Without including any images, reproduce each entry exactly.

○ ○ ○ ○

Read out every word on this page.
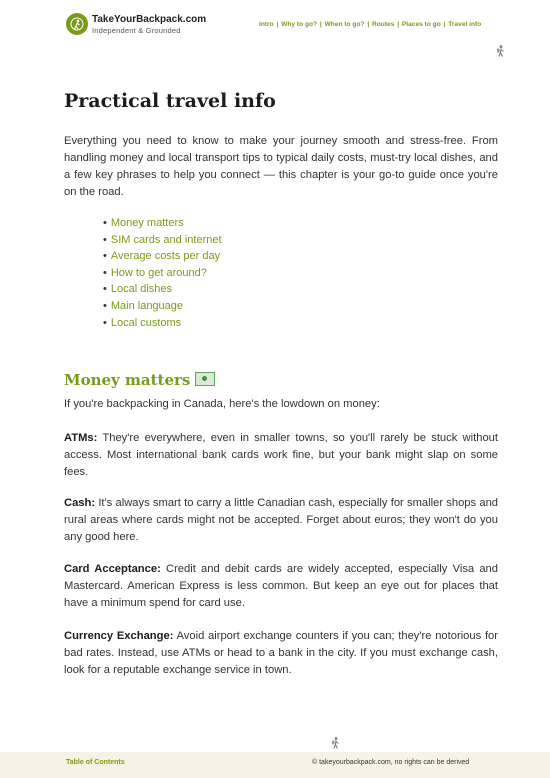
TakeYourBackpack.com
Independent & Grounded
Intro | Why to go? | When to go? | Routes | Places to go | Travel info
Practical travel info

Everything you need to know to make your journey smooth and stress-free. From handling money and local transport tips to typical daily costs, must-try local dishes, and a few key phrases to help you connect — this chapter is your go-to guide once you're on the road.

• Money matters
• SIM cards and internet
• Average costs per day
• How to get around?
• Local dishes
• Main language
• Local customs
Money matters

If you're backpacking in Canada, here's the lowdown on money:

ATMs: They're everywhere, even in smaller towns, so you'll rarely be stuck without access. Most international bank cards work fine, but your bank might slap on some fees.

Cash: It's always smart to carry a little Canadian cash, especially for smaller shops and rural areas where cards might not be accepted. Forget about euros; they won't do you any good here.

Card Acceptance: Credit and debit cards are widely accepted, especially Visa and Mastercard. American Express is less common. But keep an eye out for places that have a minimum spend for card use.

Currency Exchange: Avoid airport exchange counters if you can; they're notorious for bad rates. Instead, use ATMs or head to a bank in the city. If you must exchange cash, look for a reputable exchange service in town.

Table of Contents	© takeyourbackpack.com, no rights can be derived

○ ○ ○ ○

Written reply>
Read out every word on this page.
TakeYourBackpack.com
Independent & Grounded
Intro | Why to go? | When to go? | Routes | Places to go | Travel info
Practical travel info

Everything you need to know to make your journey smooth and stress-free. From handling money and local transport tips to typical daily costs, must-try local dishes, and a few key phrases to help you connect — this chapter is your go-to guide once you're on the road.

• Money matters
• SIM cards and internet
• Average costs per day
• How to get around?
• Local dishes
• Main language
• Local customs
Money matters

If you're backpacking in Canada, here's the lowdown on money:

ATMs: They're everywhere, even in smaller towns, so you'll rarely be stuck without access. Most international bank cards work fine, but your bank might slap on some fees.

Cash: It's always smart to carry a little Canadian cash, especially for smaller shops and rural areas where cards might not be accepted. Forget about euros; they won't do you any good here.

Card Acceptance: Credit and debit cards are widely accepted, especially Visa and Mastercard. American Express is less common. But keep an eye out for places that have a minimum spend for card use.

Currency Exchange: Avoid airport exchange counters if you can; they're notorious for bad rates. Instead, use ATMs or head to a bank in the city. If you must exchange cash, look for a reputable exchange service in town.

Table of Contents	© takeyourbackpack.com, no rights can be derived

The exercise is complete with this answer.